- [Aim]: The records should be written out in full, with nothing altered.
** Start Supplied data **
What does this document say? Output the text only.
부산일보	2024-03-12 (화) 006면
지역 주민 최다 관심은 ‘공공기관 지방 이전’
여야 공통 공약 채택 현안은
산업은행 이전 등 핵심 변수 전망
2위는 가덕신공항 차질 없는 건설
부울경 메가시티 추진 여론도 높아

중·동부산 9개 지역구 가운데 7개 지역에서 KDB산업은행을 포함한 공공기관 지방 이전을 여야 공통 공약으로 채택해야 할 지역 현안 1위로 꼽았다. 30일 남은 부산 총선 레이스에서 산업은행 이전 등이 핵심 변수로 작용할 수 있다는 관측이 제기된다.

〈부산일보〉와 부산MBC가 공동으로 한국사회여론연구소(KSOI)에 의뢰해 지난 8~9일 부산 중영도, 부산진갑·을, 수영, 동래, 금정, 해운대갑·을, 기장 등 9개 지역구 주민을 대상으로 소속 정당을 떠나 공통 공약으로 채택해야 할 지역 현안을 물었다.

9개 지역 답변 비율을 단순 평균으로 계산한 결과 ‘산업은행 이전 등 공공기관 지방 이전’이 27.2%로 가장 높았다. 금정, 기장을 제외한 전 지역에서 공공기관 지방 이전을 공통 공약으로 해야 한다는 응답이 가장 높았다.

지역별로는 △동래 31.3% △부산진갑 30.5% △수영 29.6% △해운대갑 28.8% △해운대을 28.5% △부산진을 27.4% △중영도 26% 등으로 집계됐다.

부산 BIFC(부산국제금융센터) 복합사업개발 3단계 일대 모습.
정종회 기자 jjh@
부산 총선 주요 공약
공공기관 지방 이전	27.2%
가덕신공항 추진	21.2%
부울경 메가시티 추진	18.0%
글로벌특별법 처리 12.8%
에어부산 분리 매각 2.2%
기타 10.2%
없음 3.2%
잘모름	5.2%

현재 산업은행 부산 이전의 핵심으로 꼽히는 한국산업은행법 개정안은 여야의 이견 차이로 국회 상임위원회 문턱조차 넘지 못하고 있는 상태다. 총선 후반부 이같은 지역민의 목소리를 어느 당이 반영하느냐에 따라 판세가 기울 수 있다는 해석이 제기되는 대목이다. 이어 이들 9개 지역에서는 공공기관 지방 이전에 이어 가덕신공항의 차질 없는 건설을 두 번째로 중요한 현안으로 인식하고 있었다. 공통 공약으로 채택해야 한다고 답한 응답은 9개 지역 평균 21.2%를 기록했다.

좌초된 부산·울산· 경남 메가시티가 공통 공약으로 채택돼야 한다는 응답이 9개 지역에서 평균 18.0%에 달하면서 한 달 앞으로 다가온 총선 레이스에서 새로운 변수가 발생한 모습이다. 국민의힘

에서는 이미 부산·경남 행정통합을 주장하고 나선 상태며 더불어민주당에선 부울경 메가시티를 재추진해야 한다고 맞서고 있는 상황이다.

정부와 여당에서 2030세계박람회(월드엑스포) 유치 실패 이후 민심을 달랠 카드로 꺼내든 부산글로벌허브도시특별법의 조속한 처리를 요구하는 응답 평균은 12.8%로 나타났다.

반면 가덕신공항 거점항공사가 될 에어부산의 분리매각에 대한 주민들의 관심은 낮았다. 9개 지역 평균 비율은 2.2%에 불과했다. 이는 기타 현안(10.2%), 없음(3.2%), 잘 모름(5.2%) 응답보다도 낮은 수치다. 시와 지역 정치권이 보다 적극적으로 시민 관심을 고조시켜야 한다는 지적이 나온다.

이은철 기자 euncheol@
** End Supplied data **
- [Answer to the problem]:
What does this document say? Output the text only.
부산일보	2024-03-12 (화) 006면
지역 주민 최다 관심은 ‘공공기관 지방 이전’
여야 공통 공약 채택 현안은
산업은행 이전 등 핵심 변수 전망
2위는 가덕신공항 차질 없는 건설
부울경 메가시티 추진 여론도 높아

중·동부산 9개 지역구 가운데 7개 지역에서 KDB산업은행을 포함한 공공기관 지방 이전을 여야 공통 공약으로 채택해야 할 지역 현안 1위로 꼽았다. 30일 남은 부산 총선 레이스에서 산업은행 이전 등이 핵심 변수로 작용할 수 있다는 관측이 제기된다.

〈부산일보〉와 부산MBC가 공동으로 한국사회여론연구소(KSOI)에 의뢰해 지난 8~9일 부산 중영도, 부산진갑·을, 수영, 동래, 금정, 해운대갑·을, 기장 등 9개 지역구 주민을 대상으로 소속 정당을 떠나 공통 공약으로 채택해야 할 지역 현안을 물었다.

9개 지역 답변 비율을 단순 평균으로 계산한 결과 ‘산업은행 이전 등 공공기관 지방 이전’이 27.2%로 가장 높았다. 금정, 기장을 제외한 전 지역에서 공공기관 지방 이전을 공통 공약으로 해야 한다는 응답이 가장 높았다.

지역별로는 △동래 31.3% △부산진갑 30.5% △수영 29.6% △해운대갑 28.8% △해운대을 28.5% △부산진을 27.4% △중영도 26% 등으로 집계됐다.

부산 BIFC(부산국제금융센터) 복합사업개발 3단계 일대 모습.
정종회 기자 jjh@
부산 총선 주요 공약
공공기관 지방 이전	27.2%
가덕신공항 추진	21.2%
부울경 메가시티 추진	18.0%
글로벌특별법 처리 12.8%
에어부산 분리 매각 2.2%
기타 10.2%
없음 3.2%
잘모름	5.2%

현재 산업은행 부산 이전의 핵심으로 꼽히는 한국산업은행법 개정안은 여야의 이견 차이로 국회 상임위원회 문턱조차 넘지 못하고 있는 상태다. 총선 후반부 이같은 지역민의 목소리를 어느 당이 반영하느냐에 따라 판세가 기울 수 있다는 해석이 제기되는 대목이다. 이어 이들 9개 지역에서는 공공기관 지방 이전에 이어 가덕신공항의 차질 없는 건설을 두 번째로 중요한 현안으로 인식하고 있었다. 공통 공약으로 채택해야 한다고 답한 응답은 9개 지역 평균 21.2%를 기록했다.

좌초된 부산·울산· 경남 메가시티가 공통 공약으로 채택돼야 한다는 응답이 9개 지역에서 평균 18.0%에 달하면서 한 달 앞으로 다가온 총선 레이스에서 새로운 변수가 발생한 모습이다. 국민의힘

에서는 이미 부산·경남 행정통합을 주장하고 나선 상태며 더불어민주당에선 부울경 메가시티를 재추진해야 한다고 맞서고 있는 상황이다.

정부와 여당에서 2030세계박람회(월드엑스포) 유치 실패 이후 민심을 달랠 카드로 꺼내든 부산글로벌허브도시특별법의 조속한 처리를 요구하는 응답 평균은 12.8%로 나타났다.

반면 가덕신공항 거점항공사가 될 에어부산의 분리매각에 대한 주민들의 관심은 낮았다. 9개 지역 평균 비율은 2.2%에 불과했다. 이는 기타 현안(10.2%), 없음(3.2%), 잘 모름(5.2%) 응답보다도 낮은 수치다. 시와 지역 정치권이 보다 적극적으로 시민 관심을 고조시켜야 한다는 지적이 나온다.

이은철 기자 euncheol@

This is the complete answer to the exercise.